> **SOURCE MATERIAL**:
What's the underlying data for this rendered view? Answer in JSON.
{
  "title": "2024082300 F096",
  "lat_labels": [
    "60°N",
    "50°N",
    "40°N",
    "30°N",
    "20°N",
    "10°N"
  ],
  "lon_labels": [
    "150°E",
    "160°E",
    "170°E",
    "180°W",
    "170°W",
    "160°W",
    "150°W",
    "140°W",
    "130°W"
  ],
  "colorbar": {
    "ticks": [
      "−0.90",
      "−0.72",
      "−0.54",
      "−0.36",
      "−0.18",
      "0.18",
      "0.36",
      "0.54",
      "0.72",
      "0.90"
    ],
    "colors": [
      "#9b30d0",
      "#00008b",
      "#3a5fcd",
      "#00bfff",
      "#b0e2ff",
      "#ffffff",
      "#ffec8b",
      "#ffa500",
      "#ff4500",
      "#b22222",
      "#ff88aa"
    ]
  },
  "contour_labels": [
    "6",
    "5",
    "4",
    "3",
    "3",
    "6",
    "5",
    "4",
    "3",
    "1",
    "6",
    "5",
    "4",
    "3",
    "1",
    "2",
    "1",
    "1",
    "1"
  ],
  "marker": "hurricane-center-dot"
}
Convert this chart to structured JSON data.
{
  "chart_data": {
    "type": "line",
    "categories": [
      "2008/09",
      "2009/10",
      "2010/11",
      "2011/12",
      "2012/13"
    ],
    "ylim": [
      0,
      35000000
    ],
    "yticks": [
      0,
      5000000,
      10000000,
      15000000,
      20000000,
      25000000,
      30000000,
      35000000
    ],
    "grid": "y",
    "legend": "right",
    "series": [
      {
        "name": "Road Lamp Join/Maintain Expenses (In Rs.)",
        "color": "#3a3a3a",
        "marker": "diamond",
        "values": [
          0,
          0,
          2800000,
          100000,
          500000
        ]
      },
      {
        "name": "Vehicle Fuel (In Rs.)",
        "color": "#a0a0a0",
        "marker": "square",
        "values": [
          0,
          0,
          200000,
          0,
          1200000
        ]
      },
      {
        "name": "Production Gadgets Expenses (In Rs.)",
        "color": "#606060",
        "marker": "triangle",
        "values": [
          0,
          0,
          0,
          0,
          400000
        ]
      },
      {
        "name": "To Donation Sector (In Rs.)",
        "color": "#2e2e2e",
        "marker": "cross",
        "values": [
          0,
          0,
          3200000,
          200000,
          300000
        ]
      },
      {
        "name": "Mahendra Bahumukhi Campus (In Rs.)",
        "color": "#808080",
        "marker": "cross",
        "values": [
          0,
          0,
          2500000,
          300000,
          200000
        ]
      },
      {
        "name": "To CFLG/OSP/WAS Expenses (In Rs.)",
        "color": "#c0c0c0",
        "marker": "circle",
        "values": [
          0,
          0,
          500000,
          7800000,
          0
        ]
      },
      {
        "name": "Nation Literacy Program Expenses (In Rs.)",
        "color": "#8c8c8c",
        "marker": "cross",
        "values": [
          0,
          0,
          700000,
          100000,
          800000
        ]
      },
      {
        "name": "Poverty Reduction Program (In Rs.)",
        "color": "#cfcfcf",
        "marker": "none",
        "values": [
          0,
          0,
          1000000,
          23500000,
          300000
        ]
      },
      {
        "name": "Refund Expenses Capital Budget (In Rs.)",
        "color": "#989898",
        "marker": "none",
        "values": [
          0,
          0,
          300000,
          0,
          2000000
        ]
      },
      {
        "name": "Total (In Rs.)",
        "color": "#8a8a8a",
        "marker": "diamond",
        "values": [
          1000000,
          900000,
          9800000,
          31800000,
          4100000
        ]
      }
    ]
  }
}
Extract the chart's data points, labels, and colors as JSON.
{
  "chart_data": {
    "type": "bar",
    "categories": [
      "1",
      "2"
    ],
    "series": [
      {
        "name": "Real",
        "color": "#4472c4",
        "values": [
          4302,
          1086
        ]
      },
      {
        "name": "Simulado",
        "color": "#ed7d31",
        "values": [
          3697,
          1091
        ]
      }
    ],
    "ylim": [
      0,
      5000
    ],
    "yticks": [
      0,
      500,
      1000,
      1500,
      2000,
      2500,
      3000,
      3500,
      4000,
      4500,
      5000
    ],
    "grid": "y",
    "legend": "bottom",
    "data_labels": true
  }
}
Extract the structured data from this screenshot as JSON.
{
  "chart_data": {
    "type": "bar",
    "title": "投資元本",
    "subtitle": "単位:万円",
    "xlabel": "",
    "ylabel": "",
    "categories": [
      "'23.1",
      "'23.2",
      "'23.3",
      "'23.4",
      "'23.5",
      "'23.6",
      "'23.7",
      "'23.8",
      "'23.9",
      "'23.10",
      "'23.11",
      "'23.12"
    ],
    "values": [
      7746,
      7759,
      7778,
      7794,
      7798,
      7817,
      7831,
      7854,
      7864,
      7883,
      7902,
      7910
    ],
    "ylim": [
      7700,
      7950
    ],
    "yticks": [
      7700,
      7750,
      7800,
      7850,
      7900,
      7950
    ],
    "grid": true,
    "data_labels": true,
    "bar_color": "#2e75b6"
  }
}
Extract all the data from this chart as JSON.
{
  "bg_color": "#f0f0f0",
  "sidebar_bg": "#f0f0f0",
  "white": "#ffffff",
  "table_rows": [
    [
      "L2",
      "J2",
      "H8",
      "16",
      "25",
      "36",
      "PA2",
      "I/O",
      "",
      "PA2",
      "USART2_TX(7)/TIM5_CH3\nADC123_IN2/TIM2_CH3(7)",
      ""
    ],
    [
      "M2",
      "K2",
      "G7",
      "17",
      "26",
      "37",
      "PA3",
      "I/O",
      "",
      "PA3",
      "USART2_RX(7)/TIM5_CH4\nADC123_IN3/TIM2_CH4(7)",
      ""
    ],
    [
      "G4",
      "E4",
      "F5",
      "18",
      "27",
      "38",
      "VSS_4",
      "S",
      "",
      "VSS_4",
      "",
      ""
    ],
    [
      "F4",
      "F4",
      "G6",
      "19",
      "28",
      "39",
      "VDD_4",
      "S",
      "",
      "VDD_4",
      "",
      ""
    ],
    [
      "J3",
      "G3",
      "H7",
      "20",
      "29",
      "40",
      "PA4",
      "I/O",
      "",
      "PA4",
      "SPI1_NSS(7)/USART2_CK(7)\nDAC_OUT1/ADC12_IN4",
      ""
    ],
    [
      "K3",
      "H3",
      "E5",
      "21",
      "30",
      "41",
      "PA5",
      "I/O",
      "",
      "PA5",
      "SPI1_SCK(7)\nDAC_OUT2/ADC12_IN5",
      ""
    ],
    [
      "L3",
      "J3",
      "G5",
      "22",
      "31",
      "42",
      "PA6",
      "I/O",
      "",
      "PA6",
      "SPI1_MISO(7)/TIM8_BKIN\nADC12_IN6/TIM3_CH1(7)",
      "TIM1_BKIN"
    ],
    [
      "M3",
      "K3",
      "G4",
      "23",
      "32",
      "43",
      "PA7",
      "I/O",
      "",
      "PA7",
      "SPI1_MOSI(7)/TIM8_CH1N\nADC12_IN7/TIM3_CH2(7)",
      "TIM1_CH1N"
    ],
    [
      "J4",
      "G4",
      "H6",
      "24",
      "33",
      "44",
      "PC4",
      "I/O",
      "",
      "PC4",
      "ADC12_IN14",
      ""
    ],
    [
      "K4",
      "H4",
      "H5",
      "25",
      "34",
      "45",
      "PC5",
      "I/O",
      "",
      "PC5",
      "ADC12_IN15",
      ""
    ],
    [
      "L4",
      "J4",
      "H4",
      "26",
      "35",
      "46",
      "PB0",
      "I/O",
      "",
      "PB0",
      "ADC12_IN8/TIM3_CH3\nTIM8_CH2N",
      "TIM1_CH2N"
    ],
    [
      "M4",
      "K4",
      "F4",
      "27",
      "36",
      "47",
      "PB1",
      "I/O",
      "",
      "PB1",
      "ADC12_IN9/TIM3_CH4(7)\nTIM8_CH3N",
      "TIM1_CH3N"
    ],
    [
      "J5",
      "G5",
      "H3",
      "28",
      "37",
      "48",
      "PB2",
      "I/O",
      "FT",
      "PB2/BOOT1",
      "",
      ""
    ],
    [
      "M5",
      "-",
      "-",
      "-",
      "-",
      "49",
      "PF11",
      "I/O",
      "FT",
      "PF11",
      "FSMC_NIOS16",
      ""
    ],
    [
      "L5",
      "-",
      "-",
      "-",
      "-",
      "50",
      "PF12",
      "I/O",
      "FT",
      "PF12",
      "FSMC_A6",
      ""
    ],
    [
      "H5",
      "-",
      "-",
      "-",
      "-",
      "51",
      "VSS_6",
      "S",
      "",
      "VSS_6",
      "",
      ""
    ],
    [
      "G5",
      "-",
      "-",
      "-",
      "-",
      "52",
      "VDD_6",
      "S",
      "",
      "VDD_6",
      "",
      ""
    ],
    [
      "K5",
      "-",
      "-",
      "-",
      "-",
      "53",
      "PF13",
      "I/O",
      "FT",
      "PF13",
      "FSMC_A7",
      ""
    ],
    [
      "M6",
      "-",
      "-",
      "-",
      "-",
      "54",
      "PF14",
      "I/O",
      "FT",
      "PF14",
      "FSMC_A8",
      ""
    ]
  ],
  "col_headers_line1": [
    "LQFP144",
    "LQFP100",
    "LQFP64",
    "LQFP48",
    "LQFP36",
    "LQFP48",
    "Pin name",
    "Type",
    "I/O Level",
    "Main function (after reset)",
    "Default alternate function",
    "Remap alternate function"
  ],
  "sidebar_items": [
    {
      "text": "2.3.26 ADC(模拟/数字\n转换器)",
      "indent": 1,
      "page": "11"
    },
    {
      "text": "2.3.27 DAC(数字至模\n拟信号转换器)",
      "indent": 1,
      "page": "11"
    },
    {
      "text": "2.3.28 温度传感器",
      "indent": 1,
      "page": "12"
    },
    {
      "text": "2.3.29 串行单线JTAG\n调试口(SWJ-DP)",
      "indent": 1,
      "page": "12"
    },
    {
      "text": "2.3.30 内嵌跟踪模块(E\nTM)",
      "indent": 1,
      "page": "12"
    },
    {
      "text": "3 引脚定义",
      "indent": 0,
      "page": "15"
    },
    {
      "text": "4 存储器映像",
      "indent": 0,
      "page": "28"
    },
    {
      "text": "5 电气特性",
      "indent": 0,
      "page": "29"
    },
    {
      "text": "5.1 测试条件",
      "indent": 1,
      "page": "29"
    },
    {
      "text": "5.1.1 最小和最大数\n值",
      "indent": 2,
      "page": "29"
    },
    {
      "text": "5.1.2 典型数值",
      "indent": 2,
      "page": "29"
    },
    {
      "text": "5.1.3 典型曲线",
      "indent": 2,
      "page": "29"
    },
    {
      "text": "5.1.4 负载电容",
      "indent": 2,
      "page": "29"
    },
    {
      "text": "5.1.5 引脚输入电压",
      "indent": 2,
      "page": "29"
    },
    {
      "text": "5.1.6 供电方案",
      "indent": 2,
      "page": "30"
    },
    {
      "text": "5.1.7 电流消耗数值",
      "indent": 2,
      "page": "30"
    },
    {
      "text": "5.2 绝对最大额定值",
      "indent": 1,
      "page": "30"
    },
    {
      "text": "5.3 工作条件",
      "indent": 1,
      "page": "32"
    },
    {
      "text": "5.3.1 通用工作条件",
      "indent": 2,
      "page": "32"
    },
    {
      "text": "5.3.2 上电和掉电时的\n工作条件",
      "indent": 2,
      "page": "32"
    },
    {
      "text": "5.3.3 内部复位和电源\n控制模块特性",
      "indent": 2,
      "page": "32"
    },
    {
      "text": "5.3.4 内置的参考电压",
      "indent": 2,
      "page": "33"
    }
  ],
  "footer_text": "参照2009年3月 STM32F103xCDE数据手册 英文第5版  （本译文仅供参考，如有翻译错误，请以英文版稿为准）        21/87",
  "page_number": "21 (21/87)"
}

> **EXERCISE REQUIREMENTS**: Copy each line of the listing in which the word "Extract" can be found.

> **EXERCISE RESULT**:
Extract the chart's data points, labels, and colors as JSON.
Extract the structured data from this screenshot as JSON.
Extract all the data from this chart as JSON.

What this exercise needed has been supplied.